» YOUR TASK
Print every entry, word for word, and skip the images.

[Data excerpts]
——
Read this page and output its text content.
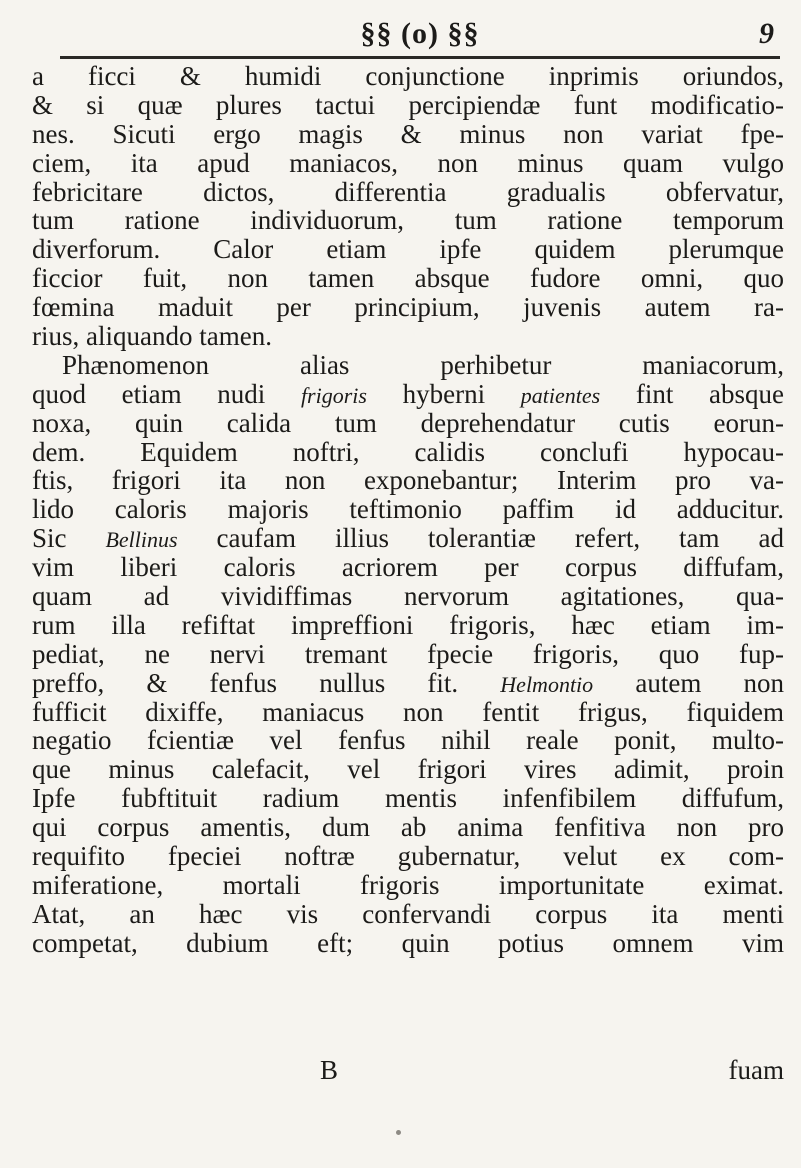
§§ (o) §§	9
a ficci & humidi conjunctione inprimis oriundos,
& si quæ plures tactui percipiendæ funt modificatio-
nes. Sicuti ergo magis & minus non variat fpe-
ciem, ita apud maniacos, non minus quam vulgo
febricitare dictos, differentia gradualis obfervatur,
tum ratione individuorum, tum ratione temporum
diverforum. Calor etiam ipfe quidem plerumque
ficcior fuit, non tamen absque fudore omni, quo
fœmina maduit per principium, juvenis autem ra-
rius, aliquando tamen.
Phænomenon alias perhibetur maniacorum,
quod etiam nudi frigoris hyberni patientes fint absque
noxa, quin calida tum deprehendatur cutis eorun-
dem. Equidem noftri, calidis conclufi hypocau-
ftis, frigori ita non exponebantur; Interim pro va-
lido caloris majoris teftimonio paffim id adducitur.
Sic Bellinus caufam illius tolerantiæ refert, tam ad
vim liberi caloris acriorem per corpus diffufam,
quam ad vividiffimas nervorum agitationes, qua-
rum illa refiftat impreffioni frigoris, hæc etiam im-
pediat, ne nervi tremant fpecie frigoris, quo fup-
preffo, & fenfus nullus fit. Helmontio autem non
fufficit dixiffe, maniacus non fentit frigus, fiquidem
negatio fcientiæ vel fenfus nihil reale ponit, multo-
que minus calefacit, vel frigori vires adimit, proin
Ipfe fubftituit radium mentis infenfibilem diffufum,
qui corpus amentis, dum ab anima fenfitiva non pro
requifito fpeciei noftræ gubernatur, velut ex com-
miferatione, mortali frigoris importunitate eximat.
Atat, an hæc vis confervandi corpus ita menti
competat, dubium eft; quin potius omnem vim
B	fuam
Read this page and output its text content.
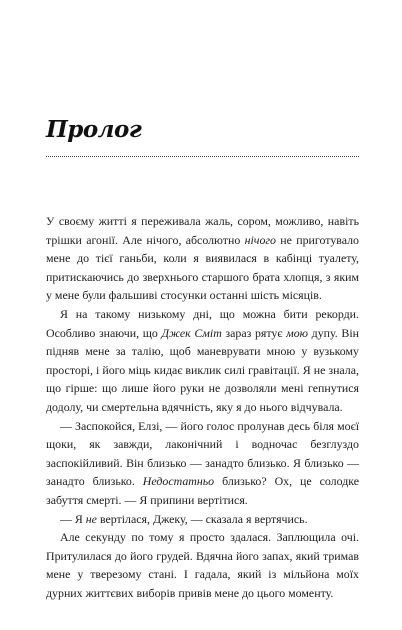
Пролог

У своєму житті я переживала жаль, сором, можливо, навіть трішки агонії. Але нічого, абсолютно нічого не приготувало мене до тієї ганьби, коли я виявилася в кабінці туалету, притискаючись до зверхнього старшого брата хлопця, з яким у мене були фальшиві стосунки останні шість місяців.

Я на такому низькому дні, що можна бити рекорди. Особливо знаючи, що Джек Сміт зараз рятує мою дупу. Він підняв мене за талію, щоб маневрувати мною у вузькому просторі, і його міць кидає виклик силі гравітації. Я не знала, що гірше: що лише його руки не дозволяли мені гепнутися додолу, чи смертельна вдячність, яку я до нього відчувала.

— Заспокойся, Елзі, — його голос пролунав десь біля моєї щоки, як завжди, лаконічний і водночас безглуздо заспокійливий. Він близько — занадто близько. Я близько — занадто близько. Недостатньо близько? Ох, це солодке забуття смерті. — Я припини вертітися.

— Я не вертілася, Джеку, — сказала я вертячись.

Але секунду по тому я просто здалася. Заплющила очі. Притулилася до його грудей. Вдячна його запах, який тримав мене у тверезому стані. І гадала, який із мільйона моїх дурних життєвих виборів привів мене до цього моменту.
——
» RESULT OF THIS EXERCISE
Read this page and output its text content.
§§ (o) §§	9
a ficci & humidi conjunctione inprimis oriundos,
& si quæ plures tactui percipiendæ funt modificatio-
nes. Sicuti ergo magis & minus non variat fpe-
ciem, ita apud maniacos, non minus quam vulgo
febricitare dictos, differentia gradualis obfervatur,
tum ratione individuorum, tum ratione temporum
diverforum. Calor etiam ipfe quidem plerumque
ficcior fuit, non tamen absque fudore omni, quo
fœmina maduit per principium, juvenis autem ra-
rius, aliquando tamen.
Phænomenon alias perhibetur maniacorum,
quod etiam nudi frigoris hyberni patientes fint absque
noxa, quin calida tum deprehendatur cutis eorun-
dem. Equidem noftri, calidis conclufi hypocau-
ftis, frigori ita non exponebantur; Interim pro va-
lido caloris majoris teftimonio paffim id adducitur.
Sic Bellinus caufam illius tolerantiæ refert, tam ad
vim liberi caloris acriorem per corpus diffufam,
quam ad vividiffimas nervorum agitationes, qua-
rum illa refiftat impreffioni frigoris, hæc etiam im-
pediat, ne nervi tremant fpecie frigoris, quo fup-
preffo, & fenfus nullus fit. Helmontio autem non
fufficit dixiffe, maniacus non fentit frigus, fiquidem
negatio fcientiæ vel fenfus nihil reale ponit, multo-
que minus calefacit, vel frigori vires adimit, proin
Ipfe fubftituit radium mentis infenfibilem diffufum,
qui corpus amentis, dum ab anima fenfitiva non pro
requifito fpeciei noftræ gubernatur, velut ex com-
miferatione, mortali frigoris importunitate eximat.
Atat, an hæc vis confervandi corpus ita menti
competat, dubium eft; quin potius omnem vim
B	fuam
Read this page and output its text content.
Пролог

У своєму житті я переживала жаль, сором, можливо, навіть трішки агонії. Але нічого, абсолютно нічого не приготувало мене до тієї ганьби, коли я виявилася в кабінці туалету, притискаючись до зверхнього старшого брата хлопця, з яким у мене були фальшиві стосунки останні шість місяців.

Я на такому низькому дні, що можна бити рекорди. Особливо знаючи, що Джек Сміт зараз рятує мою дупу. Він підняв мене за талію, щоб маневрувати мною у вузькому просторі, і його міць кидає виклик силі гравітації. Я не знала, що гірше: що лише його руки не дозволяли мені гепнутися додолу, чи смертельна вдячність, яку я до нього відчувала.

— Заспокойся, Елзі, — його голос пролунав десь біля моєї щоки, як завжди, лаконічний і водночас безглуздо заспокійливий. Він близько — занадто близько. Я близько — занадто близько. Недостатньо близько? Ох, це солодке забуття смерті. — Я припини вертітися.

— Я не вертілася, Джеку, — сказала я вертячись.

Але секунду по тому я просто здалася. Заплющила очі. Притулилася до його грудей. Вдячна його запах, який тримав мене у тверезому стані. І гадала, який із мільйона моїх дурних життєвих виборів привів мене до цього моменту.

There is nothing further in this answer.